> [Work to do] State how many lines of the records contain the string "数的运算". Give the number alone.

*-*-*

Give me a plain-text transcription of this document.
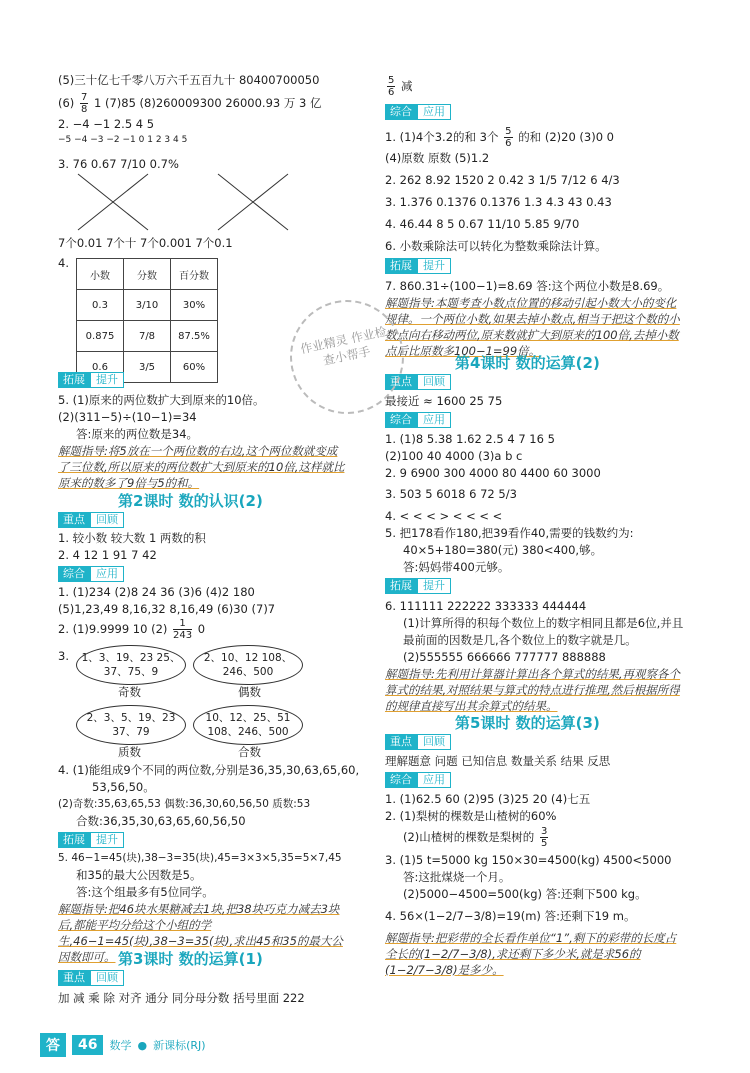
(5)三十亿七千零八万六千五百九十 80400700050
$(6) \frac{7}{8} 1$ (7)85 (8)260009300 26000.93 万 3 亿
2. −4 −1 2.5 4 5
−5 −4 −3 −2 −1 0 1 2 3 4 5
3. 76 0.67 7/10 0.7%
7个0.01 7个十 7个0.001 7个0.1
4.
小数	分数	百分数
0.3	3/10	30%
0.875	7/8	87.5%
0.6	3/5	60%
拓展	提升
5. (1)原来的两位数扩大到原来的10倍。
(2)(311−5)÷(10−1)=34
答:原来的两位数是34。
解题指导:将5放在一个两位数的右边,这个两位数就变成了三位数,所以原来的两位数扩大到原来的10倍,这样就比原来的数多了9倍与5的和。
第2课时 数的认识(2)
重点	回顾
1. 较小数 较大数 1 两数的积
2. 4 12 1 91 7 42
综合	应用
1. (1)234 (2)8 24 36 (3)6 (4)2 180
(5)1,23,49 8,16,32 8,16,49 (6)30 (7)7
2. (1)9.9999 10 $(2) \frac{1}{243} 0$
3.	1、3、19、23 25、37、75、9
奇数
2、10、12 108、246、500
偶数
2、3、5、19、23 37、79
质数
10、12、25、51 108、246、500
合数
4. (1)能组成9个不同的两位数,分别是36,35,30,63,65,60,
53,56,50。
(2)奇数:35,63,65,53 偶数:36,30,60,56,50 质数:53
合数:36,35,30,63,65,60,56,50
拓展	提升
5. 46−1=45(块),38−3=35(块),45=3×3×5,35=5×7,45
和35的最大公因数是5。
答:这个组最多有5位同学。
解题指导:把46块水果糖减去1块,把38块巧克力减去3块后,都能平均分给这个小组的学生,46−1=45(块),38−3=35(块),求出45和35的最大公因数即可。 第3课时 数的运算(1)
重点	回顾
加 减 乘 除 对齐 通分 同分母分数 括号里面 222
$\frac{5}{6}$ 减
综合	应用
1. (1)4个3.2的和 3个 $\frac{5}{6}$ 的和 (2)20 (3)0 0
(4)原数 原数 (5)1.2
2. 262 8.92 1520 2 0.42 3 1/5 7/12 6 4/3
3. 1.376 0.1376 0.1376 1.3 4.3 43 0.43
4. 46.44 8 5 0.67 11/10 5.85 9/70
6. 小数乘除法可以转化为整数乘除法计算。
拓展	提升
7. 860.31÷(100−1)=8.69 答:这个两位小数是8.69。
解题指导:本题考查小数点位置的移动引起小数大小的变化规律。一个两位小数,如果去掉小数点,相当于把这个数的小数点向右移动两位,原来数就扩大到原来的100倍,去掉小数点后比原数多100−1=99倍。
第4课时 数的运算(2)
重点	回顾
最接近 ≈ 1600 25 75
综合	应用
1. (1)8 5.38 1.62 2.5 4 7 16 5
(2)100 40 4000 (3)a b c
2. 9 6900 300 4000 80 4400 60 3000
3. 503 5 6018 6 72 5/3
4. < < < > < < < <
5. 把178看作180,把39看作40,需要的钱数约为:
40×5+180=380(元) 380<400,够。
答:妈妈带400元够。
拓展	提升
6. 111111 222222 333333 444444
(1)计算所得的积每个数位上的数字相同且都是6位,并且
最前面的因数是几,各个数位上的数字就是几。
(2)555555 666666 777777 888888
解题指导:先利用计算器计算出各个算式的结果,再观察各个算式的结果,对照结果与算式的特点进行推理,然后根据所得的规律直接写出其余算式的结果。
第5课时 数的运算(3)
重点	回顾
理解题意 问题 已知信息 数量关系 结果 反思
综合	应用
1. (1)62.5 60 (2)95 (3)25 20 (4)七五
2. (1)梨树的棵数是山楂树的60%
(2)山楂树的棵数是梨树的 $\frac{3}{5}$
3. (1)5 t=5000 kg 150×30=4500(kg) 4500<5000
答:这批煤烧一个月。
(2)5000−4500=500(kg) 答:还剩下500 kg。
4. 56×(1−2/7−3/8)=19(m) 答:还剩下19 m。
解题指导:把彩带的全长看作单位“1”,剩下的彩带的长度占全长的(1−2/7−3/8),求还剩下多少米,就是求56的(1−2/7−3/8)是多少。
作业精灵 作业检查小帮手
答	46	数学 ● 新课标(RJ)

*-*-*

> [Written answer] 3